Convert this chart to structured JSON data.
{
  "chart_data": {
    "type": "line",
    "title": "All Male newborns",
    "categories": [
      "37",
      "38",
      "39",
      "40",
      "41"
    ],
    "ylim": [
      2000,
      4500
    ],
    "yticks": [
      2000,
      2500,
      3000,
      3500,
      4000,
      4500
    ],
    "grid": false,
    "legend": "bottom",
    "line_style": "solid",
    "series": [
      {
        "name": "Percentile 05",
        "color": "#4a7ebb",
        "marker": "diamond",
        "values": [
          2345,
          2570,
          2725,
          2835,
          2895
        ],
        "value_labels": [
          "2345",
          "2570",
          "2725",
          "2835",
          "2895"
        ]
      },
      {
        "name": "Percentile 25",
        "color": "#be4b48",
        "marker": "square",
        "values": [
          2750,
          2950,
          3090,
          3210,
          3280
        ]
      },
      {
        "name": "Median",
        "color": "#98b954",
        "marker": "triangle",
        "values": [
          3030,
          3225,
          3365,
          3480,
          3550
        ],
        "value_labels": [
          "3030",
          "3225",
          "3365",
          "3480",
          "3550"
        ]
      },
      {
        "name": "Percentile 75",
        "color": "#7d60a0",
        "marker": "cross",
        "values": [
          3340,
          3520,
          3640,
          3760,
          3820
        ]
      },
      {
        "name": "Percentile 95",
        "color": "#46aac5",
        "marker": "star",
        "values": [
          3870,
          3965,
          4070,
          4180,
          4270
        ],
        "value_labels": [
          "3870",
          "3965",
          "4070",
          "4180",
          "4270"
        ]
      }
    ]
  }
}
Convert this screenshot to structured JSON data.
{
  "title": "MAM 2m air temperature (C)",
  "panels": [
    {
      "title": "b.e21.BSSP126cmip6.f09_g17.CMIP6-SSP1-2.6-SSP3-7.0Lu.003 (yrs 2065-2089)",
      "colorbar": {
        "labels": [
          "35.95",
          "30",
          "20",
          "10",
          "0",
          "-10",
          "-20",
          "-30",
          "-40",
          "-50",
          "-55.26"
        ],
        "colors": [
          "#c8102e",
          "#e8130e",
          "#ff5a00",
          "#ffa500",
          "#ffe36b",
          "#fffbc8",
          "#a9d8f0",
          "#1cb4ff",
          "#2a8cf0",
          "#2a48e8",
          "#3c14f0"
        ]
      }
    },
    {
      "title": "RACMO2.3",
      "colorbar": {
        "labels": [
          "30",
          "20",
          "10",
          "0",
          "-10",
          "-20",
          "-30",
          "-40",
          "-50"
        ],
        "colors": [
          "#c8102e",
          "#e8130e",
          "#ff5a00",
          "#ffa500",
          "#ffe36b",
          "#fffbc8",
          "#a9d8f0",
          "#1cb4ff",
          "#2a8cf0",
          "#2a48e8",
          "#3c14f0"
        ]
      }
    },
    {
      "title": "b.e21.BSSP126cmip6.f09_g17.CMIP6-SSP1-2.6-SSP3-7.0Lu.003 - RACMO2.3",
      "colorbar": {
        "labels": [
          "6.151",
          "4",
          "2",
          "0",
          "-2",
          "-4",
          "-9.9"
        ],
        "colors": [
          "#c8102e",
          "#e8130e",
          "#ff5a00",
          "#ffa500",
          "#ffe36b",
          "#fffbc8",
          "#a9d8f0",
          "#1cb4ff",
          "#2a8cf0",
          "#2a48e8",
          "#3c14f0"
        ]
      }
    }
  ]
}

● Written request:
Emit the records above again, exactly, with no line skipped.

● Answer for this exercise:
Convert this chart to structured JSON data.
{
  "chart_data": {
    "type": "line",
    "title": "All Male newborns",
    "categories": [
      "37",
      "38",
      "39",
      "40",
      "41"
    ],
    "ylim": [
      2000,
      4500
    ],
    "yticks": [
      2000,
      2500,
      3000,
      3500,
      4000,
      4500
    ],
    "grid": false,
    "legend": "bottom",
    "line_style": "solid",
    "series": [
      {
        "name": "Percentile 05",
        "color": "#4a7ebb",
        "marker": "diamond",
        "values": [
          2345,
          2570,
          2725,
          2835,
          2895
        ],
        "value_labels": [
          "2345",
          "2570",
          "2725",
          "2835",
          "2895"
        ]
      },
      {
        "name": "Percentile 25",
        "color": "#be4b48",
        "marker": "square",
        "values": [
          2750,
          2950,
          3090,
          3210,
          3280
        ]
      },
      {
        "name": "Median",
        "color": "#98b954",
        "marker": "triangle",
        "values": [
          3030,
          3225,
          3365,
          3480,
          3550
        ],
        "value_labels": [
          "3030",
          "3225",
          "3365",
          "3480",
          "3550"
        ]
      },
      {
        "name": "Percentile 75",
        "color": "#7d60a0",
        "marker": "cross",
        "values": [
          3340,
          3520,
          3640,
          3760,
          3820
        ]
      },
      {
        "name": "Percentile 95",
        "color": "#46aac5",
        "marker": "star",
        "values": [
          3870,
          3965,
          4070,
          4180,
          4270
        ],
        "value_labels": [
          "3870",
          "3965",
          "4070",
          "4180",
          "4270"
        ]
      }
    ]
  }
}
Convert this screenshot to structured JSON data.
{
  "title": "MAM 2m air temperature (C)",
  "panels": [
    {
      "title": "b.e21.BSSP126cmip6.f09_g17.CMIP6-SSP1-2.6-SSP3-7.0Lu.003 (yrs 2065-2089)",
      "colorbar": {
        "labels": [
          "35.95",
          "30",
          "20",
          "10",
          "0",
          "-10",
          "-20",
          "-30",
          "-40",
          "-50",
          "-55.26"
        ],
        "colors": [
          "#c8102e",
          "#e8130e",
          "#ff5a00",
          "#ffa500",
          "#ffe36b",
          "#fffbc8",
          "#a9d8f0",
          "#1cb4ff",
          "#2a8cf0",
          "#2a48e8",
          "#3c14f0"
        ]
      }
    },
    {
      "title": "RACMO2.3",
      "colorbar": {
        "labels": [
          "30",
          "20",
          "10",
          "0",
          "-10",
          "-20",
          "-30",
          "-40",
          "-50"
        ],
        "colors": [
          "#c8102e",
          "#e8130e",
          "#ff5a00",
          "#ffa500",
          "#ffe36b",
          "#fffbc8",
          "#a9d8f0",
          "#1cb4ff",
          "#2a8cf0",
          "#2a48e8",
          "#3c14f0"
        ]
      }
    },
    {
      "title": "b.e21.BSSP126cmip6.f09_g17.CMIP6-SSP1-2.6-SSP3-7.0Lu.003 - RACMO2.3",
      "colorbar": {
        "labels": [
          "6.151",
          "4",
          "2",
          "0",
          "-2",
          "-4",
          "-9.9"
        ],
        "colors": [
          "#c8102e",
          "#e8130e",
          "#ff5a00",
          "#ffa500",
          "#ffe36b",
          "#fffbc8",
          "#a9d8f0",
          "#1cb4ff",
          "#2a8cf0",
          "#2a48e8",
          "#3c14f0"
        ]
      }
    }
  ]
}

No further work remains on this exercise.